> [Stated goal] Sift the listing for lines that hold the string "text" and pull them out.
___ Records for this exercise ___
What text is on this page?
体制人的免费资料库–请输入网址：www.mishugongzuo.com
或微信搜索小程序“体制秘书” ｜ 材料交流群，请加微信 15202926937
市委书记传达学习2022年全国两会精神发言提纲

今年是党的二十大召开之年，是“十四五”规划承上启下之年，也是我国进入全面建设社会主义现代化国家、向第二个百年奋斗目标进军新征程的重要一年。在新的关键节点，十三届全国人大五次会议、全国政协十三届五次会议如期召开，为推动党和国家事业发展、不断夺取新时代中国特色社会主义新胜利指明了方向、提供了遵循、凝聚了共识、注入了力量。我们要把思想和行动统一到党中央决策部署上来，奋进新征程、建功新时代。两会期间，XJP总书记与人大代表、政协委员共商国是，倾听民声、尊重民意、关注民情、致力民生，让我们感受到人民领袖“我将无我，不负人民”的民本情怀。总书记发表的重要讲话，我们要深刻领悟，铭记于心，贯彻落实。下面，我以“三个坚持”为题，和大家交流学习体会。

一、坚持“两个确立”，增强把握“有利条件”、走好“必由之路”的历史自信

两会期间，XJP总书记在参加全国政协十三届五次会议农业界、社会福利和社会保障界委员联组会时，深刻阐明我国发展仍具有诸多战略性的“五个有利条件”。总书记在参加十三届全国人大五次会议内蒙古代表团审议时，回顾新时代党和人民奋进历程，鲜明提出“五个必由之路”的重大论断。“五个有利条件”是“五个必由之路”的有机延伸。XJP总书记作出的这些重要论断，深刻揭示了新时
___
___ Records for this exercise ___
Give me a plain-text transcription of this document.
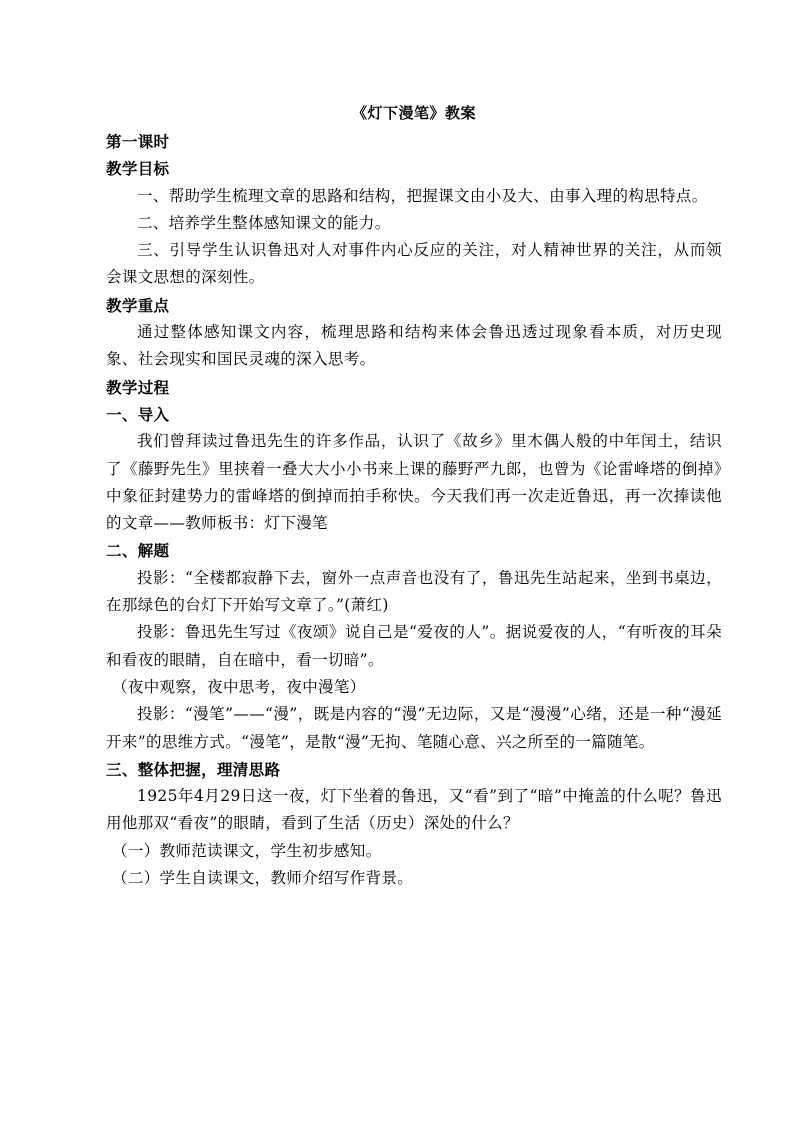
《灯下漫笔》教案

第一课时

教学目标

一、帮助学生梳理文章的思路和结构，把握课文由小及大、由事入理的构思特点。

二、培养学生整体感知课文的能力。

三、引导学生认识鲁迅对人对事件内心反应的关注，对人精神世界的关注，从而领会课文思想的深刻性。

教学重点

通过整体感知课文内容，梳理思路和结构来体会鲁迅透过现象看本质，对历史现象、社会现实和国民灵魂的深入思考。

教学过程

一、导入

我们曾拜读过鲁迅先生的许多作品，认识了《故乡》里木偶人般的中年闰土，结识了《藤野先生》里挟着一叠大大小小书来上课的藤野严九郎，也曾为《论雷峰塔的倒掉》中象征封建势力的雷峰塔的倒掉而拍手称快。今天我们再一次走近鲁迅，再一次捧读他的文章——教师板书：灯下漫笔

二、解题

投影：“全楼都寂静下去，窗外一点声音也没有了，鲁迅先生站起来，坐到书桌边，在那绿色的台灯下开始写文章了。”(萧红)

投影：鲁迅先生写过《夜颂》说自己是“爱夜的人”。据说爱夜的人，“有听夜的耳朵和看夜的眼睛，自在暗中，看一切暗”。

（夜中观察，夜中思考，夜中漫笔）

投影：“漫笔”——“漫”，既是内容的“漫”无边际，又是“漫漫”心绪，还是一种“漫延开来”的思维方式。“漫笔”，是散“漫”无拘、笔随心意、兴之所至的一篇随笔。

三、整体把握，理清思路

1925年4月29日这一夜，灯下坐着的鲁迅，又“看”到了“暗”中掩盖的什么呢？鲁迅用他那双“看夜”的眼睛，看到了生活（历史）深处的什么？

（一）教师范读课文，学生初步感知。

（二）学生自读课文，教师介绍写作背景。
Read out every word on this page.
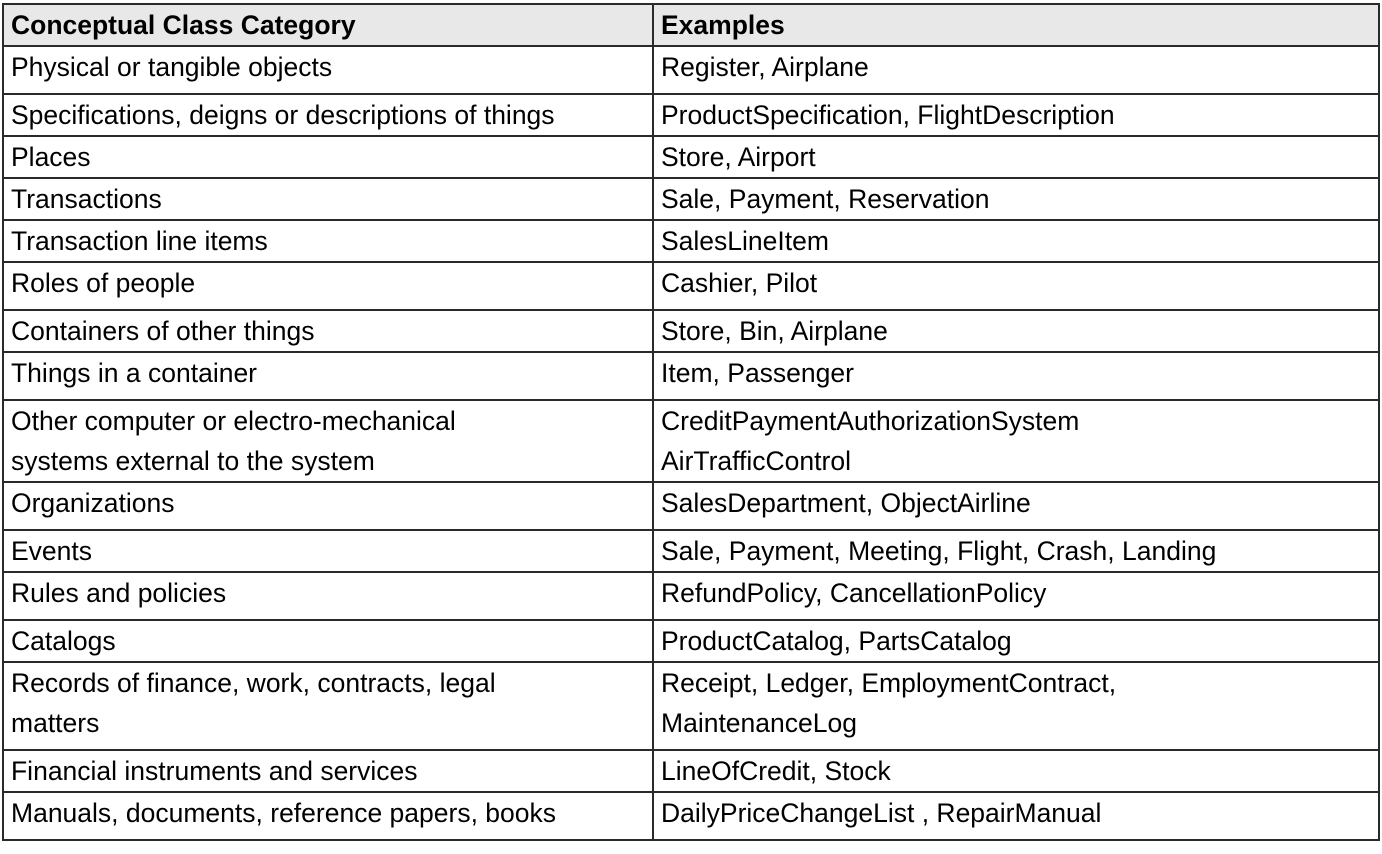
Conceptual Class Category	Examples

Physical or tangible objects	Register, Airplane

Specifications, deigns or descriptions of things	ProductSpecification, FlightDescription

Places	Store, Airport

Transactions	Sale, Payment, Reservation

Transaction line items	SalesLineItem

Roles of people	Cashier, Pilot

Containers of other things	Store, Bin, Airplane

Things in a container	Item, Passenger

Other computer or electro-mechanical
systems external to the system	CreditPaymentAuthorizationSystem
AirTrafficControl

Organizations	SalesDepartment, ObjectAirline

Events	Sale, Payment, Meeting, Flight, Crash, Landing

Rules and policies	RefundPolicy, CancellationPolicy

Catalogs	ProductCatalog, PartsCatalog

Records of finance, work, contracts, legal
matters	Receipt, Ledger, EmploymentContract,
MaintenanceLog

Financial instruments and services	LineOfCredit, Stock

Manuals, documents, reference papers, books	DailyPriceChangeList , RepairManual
___
> [The result]
What text is on this page?
Give me a plain-text transcription of this document.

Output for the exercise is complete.